### Entries shown
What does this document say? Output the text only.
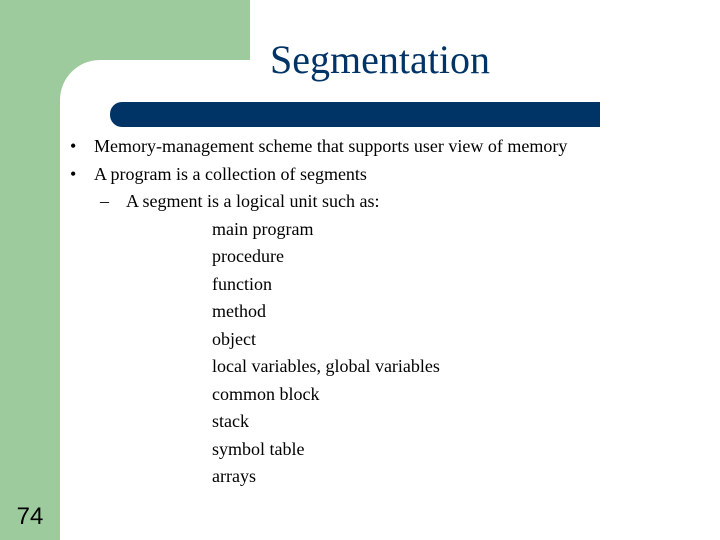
Segmentation
• Memory-management scheme that supports user view of memory
• A program is a collection of segments
– A segment is a logical unit such as:
main program
procedure
function
method
object
local variables, global variables
common block
stack
symbol table
arrays
74
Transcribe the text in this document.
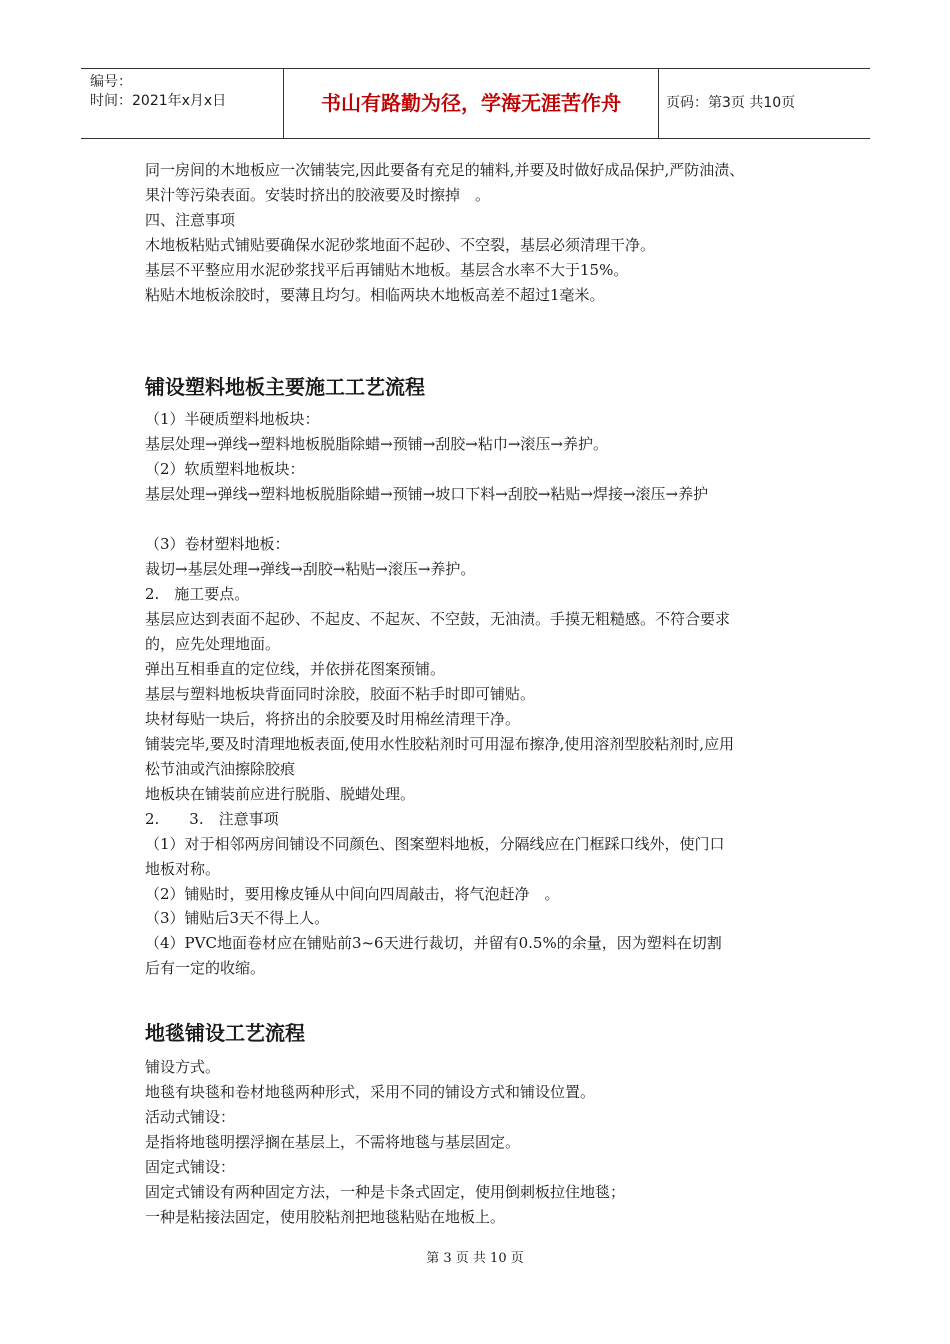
编号：
时间：2021年x月x日	书山有路勤为径，学海无涯苦作舟	页码：第3页 共10页
同一房间的木地板应一次铺装完,因此要备有充足的辅料,并要及时做好成品保护,严防油渍、
果汁等污染表面。安装时挤出的胶液要及时擦掉　。
四、注意事项
木地板粘贴式铺贴要确保水泥砂浆地面不起砂、不空裂，基层必须清理干净。
基层不平整应用水泥砂浆找平后再铺贴木地板。基层含水率不大于15%。
粘贴木地板涂胶时，要薄且均匀。相临两块木地板高差不超过1毫米。
铺设塑料地板主要施工工艺流程
（1）半硬质塑料地板块：
基层处理→弹线→塑料地板脱脂除蜡→预铺→刮胶→粘巾→滚压→养护。
（2）软质塑料地板块：
基层处理→弹线→塑料地板脱脂除蜡→预铺→坡口下料→刮胶→粘贴→焊接→滚压→养护
（3）卷材塑料地板：
裁切→基层处理→弹线→刮胶→粘贴→滚压→养护。
2.　施工要点。
基层应达到表面不起砂、不起皮、不起灰、不空鼓，无油渍。手摸无粗糙感。不符合要求
的，应先处理地面。
弹出互相垂直的定位线，并依拼花图案预铺。
基层与塑料地板块背面同时涂胶，胶面不粘手时即可铺贴。
块材每贴一块后，将挤出的余胶要及时用棉丝清理干净。
铺装完毕,要及时清理地板表面,使用水性胶粘剂时可用湿布擦净,使用溶剂型胶粘剂时,应用
松节油或汽油擦除胶痕
地板块在铺装前应进行脱脂、脱蜡处理。
2.　　3.　注意事项
（1）对于相邻两房间铺设不同颜色、图案塑料地板，分隔线应在门框踩口线外，使门口
地板对称。
（2）铺贴时，要用橡皮锤从中间向四周敲击，将气泡赶净　。
（3）铺贴后3天不得上人。
（4）PVC地面卷材应在铺贴前3~6天进行裁切，并留有0.5%的余量，因为塑料在切割
后有一定的收缩。
地毯铺设工艺流程
铺设方式。
地毯有块毯和卷材地毯两种形式，采用不同的铺设方式和铺设位置。
活动式铺设：
是指将地毯明摆浮搁在基层上，不需将地毯与基层固定。
固定式铺设：
固定式铺设有两种固定方法，一种是卡条式固定，使用倒刺板拉住地毯；
一种是粘接法固定，使用胶粘剂把地毯粘贴在地板上。
第 3 页 共 10 页
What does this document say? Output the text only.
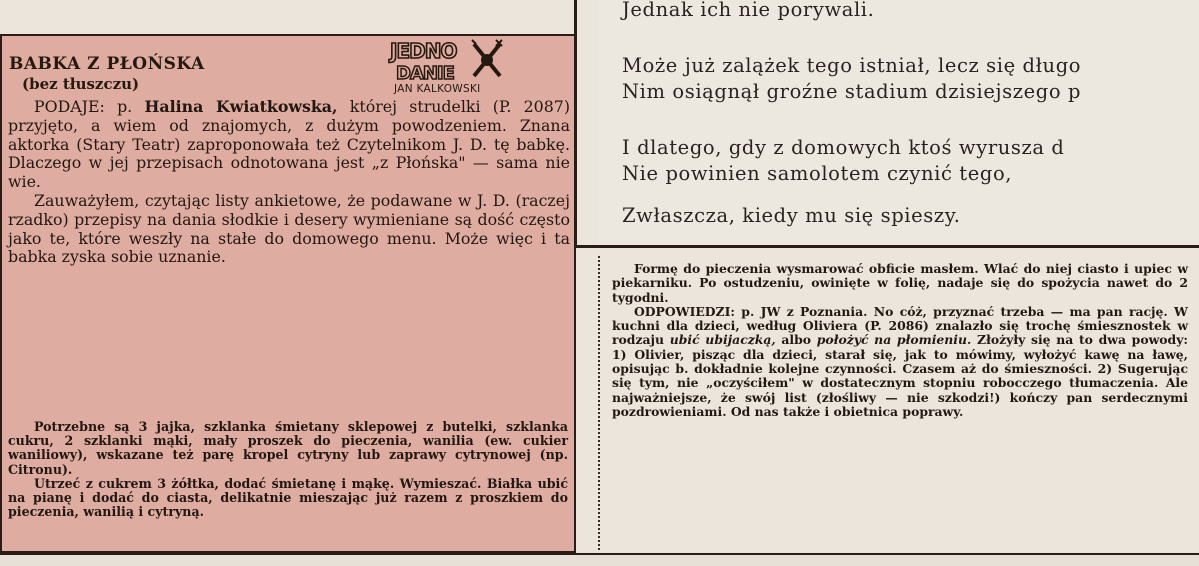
Jednak ich nie porywali.
Może już zalążek tego istniał, lecz się długo
Nim osiągnął groźne stadium dzisiejszego p
I dlatego, gdy z domowych ktoś wyrusza d
Nie powinien samolotem czynić tego,
Zwłaszcza, kiedy mu się spieszy.
BABKA Z PŁOŃSKA
(bez tłuszczu)
JEDNO
DANIE
JAN KALKOWSKI

PODAJE: p. Halina Kwiatkowska, której strudelki (P. 2087) przyjęto, a wiem od znajomych, z dużym powodzeniem. Znana aktorka (Stary Teatr) zaproponowała też Czytelnikom J. D. tę babkę. Dlaczego w jej przepisach odnotowana jest „z Płońska" — sama nie wie.

Zauważyłem, czytając listy ankietowe, że podawane w J. D. (raczej rzadko) przepisy na dania słodkie i desery wymieniane są dość często jako te, które weszły na stałe do domowego menu. Może więc i ta babka zyska sobie uznanie.

Potrzebne są 3 jajka, szklanka śmietany sklepowej z butelki, szklanka cukru, 2 szklanki mąki, mały proszek do pieczenia, wanilia (ew. cukier waniliowy), wskazane też parę kropel cytryny lub zaprawy cytrynowej (np. Citronu).

Utrzeć z cukrem 3 żółtka, dodać śmietanę i mąkę. Wymieszać. Białka ubić na pianę i dodać do ciasta, delikatnie mieszając już razem z proszkiem do pieczenia, wanilią i cytryną.

Formę do pieczenia wysmarować obficie masłem. Wlać do niej ciasto i upiec w piekarniku. Po ostudzeniu, owinięte w folię, nadaje się do spożycia nawet do 2 tygodni.

ODPOWIEDZI: p. JW z Poznania. No cóż, przyznać trzeba — ma pan rację. W kuchni dla dzieci, według Oliviera (P. 2086) znalazło się trochę śmiesznostek w rodzaju ubić ubijaczką, albo położyć na płomieniu. Złożyły się na to dwa powody: 1) Olivier, pisząc dla dzieci, starał się, jak to mówimy, wyłożyć kawę na ławę, opisując b. dokładnie kolejne czynności. Czasem aż do śmieszności. 2) Sugerując się tym, nie „oczyściłem" w dostatecznym stopniu robocczego tłumaczenia. Ale najważniejsze, że swój list (złośliwy — nie szkodzi!) kończy pan serdecznymi pozdrowieniami. Od nas także i obietnica poprawy.
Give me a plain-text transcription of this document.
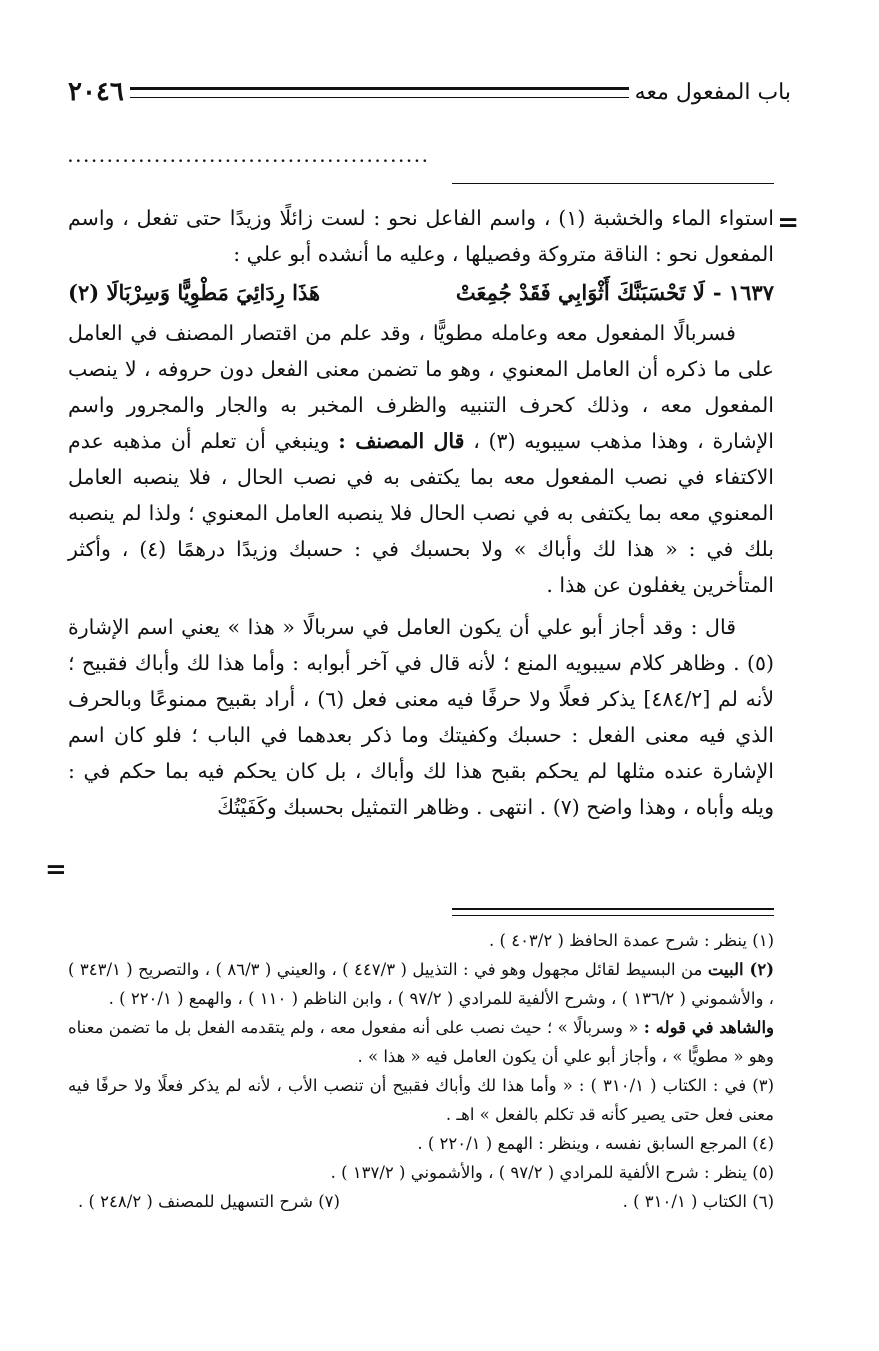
باب المفعول معه
٢٠٤٦
..............................................
=
=

استواء الماء والخشبة (١) ، واسم الفاعل نحو : لست زائلًا وزيدًا حتى تفعل ، واسم المفعول نحو : الناقة متروكة وفصيلها ، وعليه ما أنشده أبو علي :

١٦٣٧ -
لَا تَحْسَبَنَّكَ أَثْوَابِي فَقَدْ جُمِعَتْ
هَذَا رِدَائِيَ مَطْوِيًّا وَسِرْبَالَا (٢)

فسربالًا المفعول معه وعامله مطويًّا ، وقد علم من اقتصار المصنف في العامل على ما ذكره أن العامل المعنوي ، وهو ما تضمن معنى الفعل دون حروفه ، لا ينصب المفعول معه ، وذلك كحرف التنبيه والظرف المخبر به والجار والمجرور واسم الإشارة ، وهذا مذهب سيبويه (٣) ، قال المصنف : وينبغي أن تعلم أن مذهبه عدم الاكتفاء في نصب المفعول معه بما يكتفى به في نصب الحال ، فلا ينصبه العامل المعنوي معه بما يكتفى به في نصب الحال فلا ينصبه العامل المعنوي ؛ ولذا لم ينصبه بلك في : « هذا لك وأباك » ولا بحسبك في : حسبك وزيدًا درهمًا (٤) ، وأكثر المتأخرين يغفلون عن هذا .

قال : وقد أجاز أبو علي أن يكون العامل في سربالًا « هذا » يعني اسم الإشارة (٥) . وظاهر كلام سيبويه المنع ؛ لأنه قال في آخر أبوابه : وأما هذا لك وأباك فقبيح ؛ لأنه لم [٤٨٤/٢] يذكر فعلًا ولا حرفًا فيه معنى فعل (٦) ، أراد بقبيح ممنوعًا وبالحرف الذي فيه معنى الفعل : حسبك وكفيتك وما ذكر بعدهما في الباب ؛ فلو كان اسم الإشارة عنده مثلها لم يحكم بقبح هذا لك وأباك ، بل كان يحكم فيه بما حكم في : ويله وأباه ، وهذا واضح (٧) . انتهى . وظاهر التمثيل بحسبك وكَفَيْتُكَ

(١) ينظر : شرح عمدة الحافظ ( ٤٠٣/٢ ) .

(٢) البيت من البسيط لقائل مجهول وهو في : التذييل ( ٤٤٧/٣ ) ، والعيني ( ٨٦/٣ ) ، والتصريح ( ٣٤٣/١ ) ، والأشموني ( ١٣٦/٢ ) ، وشرح الألفية للمرادي ( ٩٧/٢ ) ، وابن الناظم ( ١١٠ ) ، والهمع ( ٢٢٠/١ ) .

والشاهد في قوله : « وسربالًا » ؛ حيث نصب على أنه مفعول معه ، ولم يتقدمه الفعل بل ما تضمن معناه وهو « مطويًّا » ، وأجاز أبو علي أن يكون العامل فيه « هذا » .

(٣) في : الكتاب ( ٣١٠/١ ) : « وأما هذا لك وأباك فقبيح أن تنصب الأب ، لأنه لم يذكر فعلًا ولا حرفًا فيه معنى فعل حتى يصير كأنه قد تكلم بالفعل » اهـ .

(٤) المرجع السابق نفسه ، وينظر : الهمع ( ٢٢٠/١ ) .

(٥) ينظر : شرح الألفية للمرادي ( ٩٧/٢ ) ، والأشموني ( ١٣٧/٢ ) .

(٦) الكتاب ( ٣١٠/١ ) .
(٧) شرح التسهيل للمصنف ( ٢٤٨/٢ ) .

### Task prompt
Each line that holds the word "للمرادي" should be extracted from the records.

### Solution for this task
(٢) البيت من البسيط لقائل مجهول وهو في : التذييل ( ٤٤٧/٣ ) ، والعيني ( ٨٦/٣ ) ، والتصريح ( ٣٤٣/١ ) ، والأشموني ( ١٣٦/٢ ) ، وشرح الألفية للمرادي ( ٩٧/٢ ) ، وابن الناظم ( ١١٠ ) ، والهمع ( ٢٢٠/١ ) .
(٥) ينظر : شرح الألفية للمرادي ( ٩٧/٢ ) ، والأشموني ( ١٣٧/٢ ) .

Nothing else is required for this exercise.